- **WHAT IS NEEDED**: Count the lines below that include the word "image" and write that number alone.

- **PROVIDED RECORDS**:

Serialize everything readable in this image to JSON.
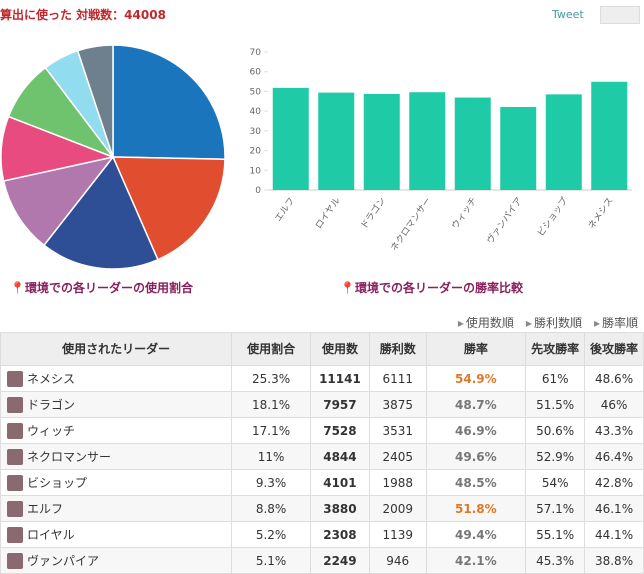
{
  "header": {
    "title": "算出に使った 対戦数：44008",
    "tweet": "Tweet"
  },
  "chart_data": [
    {
      "type": "pie",
      "title": "環境での各リーダーの使用割合",
      "values": [
        25.3,
        18.1,
        17.1,
        11,
        9.3,
        8.8,
        5.2,
        5.1
      ],
      "colors": [
        "#1b75bc",
        "#e04e2f",
        "#2e4f96",
        "#b178ae",
        "#e84b7f",
        "#6fc36f",
        "#92dcf0",
        "#6e7f8e"
      ]
    },
    {
      "type": "bar",
      "title": "環境での各リーダーの勝率比較",
      "categories": [
        "エルフ",
        "ロイヤル",
        "ドラゴン",
        "ネクロマンサー",
        "ウィッチ",
        "ヴァンパイア",
        "ビショップ",
        "ネメシス"
      ],
      "values": [
        51.8,
        49.4,
        48.7,
        49.6,
        46.9,
        42.1,
        48.5,
        54.9
      ],
      "color": "#1fcaa7",
      "ylim": [
        0,
        70
      ],
      "yticks": [
        0,
        10,
        20,
        30,
        40,
        50,
        60,
        70
      ]
    }
  ],
  "sort_links": [
    "使用数順",
    "勝利数順",
    "勝率順"
  ],
  "table": {
    "columns": [
      "使用されたリーダー",
      "使用割合",
      "使用数",
      "勝利数",
      "勝率",
      "先攻勝率",
      "後攻勝率"
    ],
    "rows": [
      [
        "ネメシス",
        "25.3%",
        "11141",
        "6111",
        "54.9%",
        "61%",
        "48.6%"
      ],
      [
        "ドラゴン",
        "18.1%",
        "7957",
        "3875",
        "48.7%",
        "51.5%",
        "46%"
      ],
      [
        "ウィッチ",
        "17.1%",
        "7528",
        "3531",
        "46.9%",
        "50.6%",
        "43.3%"
      ],
      [
        "ネクロマンサー",
        "11%",
        "4844",
        "2405",
        "49.6%",
        "52.9%",
        "46.4%"
      ],
      [
        "ビショップ",
        "9.3%",
        "4101",
        "1988",
        "48.5%",
        "54%",
        "42.8%"
      ],
      [
        "エルフ",
        "8.8%",
        "3880",
        "2009",
        "51.8%",
        "57.1%",
        "46.1%"
      ],
      [
        "ロイヤル",
        "5.2%",
        "2308",
        "1139",
        "49.4%",
        "55.1%",
        "44.1%"
      ],
      [
        "ヴァンパイア",
        "5.1%",
        "2249",
        "946",
        "42.1%",
        "45.3%",
        "38.8%"
      ]
    ]
  }
}
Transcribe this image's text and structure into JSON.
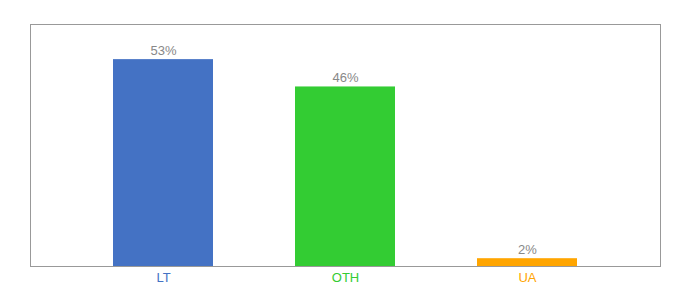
{
  "chart_data": {
    "type": "bar",
    "categories": [
      "LT",
      "OTH",
      "UA"
    ],
    "values": [
      53,
      46,
      2
    ],
    "value_labels": [
      "53%",
      "46%",
      "2%"
    ],
    "colors": [
      "#4472C4",
      "#33CC33",
      "#FFA500"
    ],
    "ylim": [
      0,
      62
    ],
    "tick_labels": "x",
    "data_labels": true
  }
}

- **RESPONSE TO THE EXERCISE**: 2